[Stored items]

• • • • •

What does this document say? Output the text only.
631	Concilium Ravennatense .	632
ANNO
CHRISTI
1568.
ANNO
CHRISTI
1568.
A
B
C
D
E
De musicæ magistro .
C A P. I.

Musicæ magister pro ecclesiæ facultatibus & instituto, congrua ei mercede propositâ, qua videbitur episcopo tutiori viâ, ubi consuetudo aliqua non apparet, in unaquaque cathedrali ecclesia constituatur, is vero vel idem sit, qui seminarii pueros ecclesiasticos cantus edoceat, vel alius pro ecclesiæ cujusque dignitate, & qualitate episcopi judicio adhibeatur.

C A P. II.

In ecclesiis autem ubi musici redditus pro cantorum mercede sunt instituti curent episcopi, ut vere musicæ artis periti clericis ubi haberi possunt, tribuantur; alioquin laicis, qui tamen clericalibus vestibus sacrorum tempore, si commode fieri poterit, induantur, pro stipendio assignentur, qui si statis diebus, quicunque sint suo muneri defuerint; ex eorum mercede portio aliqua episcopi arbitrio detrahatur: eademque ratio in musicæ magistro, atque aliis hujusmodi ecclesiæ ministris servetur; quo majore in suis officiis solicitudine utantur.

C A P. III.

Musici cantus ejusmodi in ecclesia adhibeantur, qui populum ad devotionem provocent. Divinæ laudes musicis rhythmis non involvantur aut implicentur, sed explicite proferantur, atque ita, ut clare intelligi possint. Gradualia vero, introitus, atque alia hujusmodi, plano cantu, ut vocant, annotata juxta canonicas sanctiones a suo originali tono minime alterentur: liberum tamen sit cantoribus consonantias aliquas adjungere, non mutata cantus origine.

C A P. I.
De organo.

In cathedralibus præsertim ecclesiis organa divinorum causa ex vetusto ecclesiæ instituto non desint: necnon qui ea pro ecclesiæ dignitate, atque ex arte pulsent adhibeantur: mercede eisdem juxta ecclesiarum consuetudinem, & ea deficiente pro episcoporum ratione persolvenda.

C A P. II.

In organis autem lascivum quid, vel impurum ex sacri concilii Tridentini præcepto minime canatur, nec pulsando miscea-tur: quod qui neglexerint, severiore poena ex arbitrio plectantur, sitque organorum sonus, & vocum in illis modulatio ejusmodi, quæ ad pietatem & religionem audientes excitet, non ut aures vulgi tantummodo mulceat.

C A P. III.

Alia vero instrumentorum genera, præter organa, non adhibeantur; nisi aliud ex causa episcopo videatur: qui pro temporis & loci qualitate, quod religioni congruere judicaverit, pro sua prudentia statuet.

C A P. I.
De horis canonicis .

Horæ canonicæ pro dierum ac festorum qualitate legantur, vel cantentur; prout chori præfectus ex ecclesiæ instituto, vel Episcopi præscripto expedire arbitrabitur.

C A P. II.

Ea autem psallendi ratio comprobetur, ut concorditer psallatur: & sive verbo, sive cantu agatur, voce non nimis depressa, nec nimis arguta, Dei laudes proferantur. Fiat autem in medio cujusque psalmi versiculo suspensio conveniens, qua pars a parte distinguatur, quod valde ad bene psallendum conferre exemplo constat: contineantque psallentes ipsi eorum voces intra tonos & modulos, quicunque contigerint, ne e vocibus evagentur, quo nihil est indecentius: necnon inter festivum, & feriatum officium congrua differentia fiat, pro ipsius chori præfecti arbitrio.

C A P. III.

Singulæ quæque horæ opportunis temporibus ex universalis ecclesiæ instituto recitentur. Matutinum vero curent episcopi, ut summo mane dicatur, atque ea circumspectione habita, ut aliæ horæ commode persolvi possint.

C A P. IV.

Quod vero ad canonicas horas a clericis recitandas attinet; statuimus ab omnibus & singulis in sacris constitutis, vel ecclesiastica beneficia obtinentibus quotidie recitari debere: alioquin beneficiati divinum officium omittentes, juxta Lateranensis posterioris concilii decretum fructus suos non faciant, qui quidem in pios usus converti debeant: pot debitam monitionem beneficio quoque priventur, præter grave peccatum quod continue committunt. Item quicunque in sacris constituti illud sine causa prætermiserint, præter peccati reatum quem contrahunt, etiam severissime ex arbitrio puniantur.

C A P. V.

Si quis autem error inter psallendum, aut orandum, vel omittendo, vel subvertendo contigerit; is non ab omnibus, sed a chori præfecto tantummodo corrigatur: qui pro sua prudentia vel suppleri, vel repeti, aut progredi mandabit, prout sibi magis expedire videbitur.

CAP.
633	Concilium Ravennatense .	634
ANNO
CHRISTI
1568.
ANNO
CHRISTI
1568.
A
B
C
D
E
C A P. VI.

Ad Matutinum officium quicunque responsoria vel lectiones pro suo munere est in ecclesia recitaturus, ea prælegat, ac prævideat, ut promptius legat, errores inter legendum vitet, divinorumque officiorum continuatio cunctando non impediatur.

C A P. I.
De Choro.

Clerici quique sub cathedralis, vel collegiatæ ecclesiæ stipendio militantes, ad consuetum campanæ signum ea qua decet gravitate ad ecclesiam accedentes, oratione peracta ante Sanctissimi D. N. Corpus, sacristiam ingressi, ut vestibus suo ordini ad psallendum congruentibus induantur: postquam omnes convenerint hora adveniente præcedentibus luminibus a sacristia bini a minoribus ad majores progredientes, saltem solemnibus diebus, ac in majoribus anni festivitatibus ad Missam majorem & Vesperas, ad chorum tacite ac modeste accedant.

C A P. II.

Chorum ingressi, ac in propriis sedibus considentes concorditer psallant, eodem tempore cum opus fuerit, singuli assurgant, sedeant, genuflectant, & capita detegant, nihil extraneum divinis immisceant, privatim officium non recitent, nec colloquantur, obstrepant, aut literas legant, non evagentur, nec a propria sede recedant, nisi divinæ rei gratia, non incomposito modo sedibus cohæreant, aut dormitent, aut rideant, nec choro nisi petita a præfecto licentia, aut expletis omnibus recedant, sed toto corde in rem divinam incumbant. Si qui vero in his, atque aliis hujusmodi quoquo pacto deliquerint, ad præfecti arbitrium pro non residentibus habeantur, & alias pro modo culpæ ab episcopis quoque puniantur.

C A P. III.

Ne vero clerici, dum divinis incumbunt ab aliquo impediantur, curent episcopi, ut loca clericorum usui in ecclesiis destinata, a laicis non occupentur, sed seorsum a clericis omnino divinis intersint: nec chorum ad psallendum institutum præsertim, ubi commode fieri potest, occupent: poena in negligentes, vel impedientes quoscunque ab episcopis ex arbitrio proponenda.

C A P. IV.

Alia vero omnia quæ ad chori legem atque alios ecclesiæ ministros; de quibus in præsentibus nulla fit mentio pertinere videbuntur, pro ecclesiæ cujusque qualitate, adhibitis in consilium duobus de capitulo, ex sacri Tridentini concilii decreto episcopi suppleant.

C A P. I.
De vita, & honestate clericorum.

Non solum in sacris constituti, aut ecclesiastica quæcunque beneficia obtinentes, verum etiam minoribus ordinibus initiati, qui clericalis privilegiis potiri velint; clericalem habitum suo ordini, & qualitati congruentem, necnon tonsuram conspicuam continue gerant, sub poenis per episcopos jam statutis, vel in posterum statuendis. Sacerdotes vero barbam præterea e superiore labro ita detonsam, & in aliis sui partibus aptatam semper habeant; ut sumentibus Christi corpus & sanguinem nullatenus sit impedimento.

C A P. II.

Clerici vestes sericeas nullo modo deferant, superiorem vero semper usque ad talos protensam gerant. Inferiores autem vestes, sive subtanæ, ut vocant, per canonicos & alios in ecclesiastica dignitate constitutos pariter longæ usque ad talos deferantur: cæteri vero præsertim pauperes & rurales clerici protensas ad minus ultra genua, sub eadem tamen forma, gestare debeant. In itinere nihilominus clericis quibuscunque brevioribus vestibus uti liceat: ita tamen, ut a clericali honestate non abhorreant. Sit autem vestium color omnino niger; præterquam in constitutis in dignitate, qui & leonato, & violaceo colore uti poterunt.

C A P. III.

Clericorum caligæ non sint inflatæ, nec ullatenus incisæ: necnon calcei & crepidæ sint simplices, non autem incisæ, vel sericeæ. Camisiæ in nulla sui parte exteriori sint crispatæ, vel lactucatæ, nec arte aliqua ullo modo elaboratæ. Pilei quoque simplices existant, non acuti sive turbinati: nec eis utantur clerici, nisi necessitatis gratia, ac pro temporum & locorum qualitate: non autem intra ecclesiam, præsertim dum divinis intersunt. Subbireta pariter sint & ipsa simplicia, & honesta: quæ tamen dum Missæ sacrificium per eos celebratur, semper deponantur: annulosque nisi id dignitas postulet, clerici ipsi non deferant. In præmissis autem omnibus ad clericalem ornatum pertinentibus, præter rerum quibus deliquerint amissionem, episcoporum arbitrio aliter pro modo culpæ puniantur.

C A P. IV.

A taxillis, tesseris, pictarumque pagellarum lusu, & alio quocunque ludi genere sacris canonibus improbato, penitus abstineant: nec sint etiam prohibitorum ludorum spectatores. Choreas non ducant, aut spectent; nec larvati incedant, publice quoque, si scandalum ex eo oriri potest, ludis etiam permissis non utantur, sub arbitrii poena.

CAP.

• • • • •

Extract, from the material above, each line holding the word "potest".

Ne vero clerici, dum divinis incumbunt ab aliquo impediantur, curent episcopi, ut loca clericorum usui in ecclesiis destinata, a laicis non occupentur, sed seorsum a clericis omnino divinis intersint: nec chorum ad psallendum institutum præsertim, ubi commode fieri potest, occupent: poena in negligentes, vel impedientes quoscunque ab episcopis ex arbitrio proponenda.
A taxillis, tesseris, pictarumque pagellarum lusu, & alio quocunque ludi genere sacris canonibus improbato, penitus abstineant: nec sint etiam prohibitorum ludorum spectatores. Choreas non ducant, aut spectent; nec larvati incedant, publice quoque, si scandalum ex eo oriri potest, ludis etiam permissis non utantur, sub arbitrii poena.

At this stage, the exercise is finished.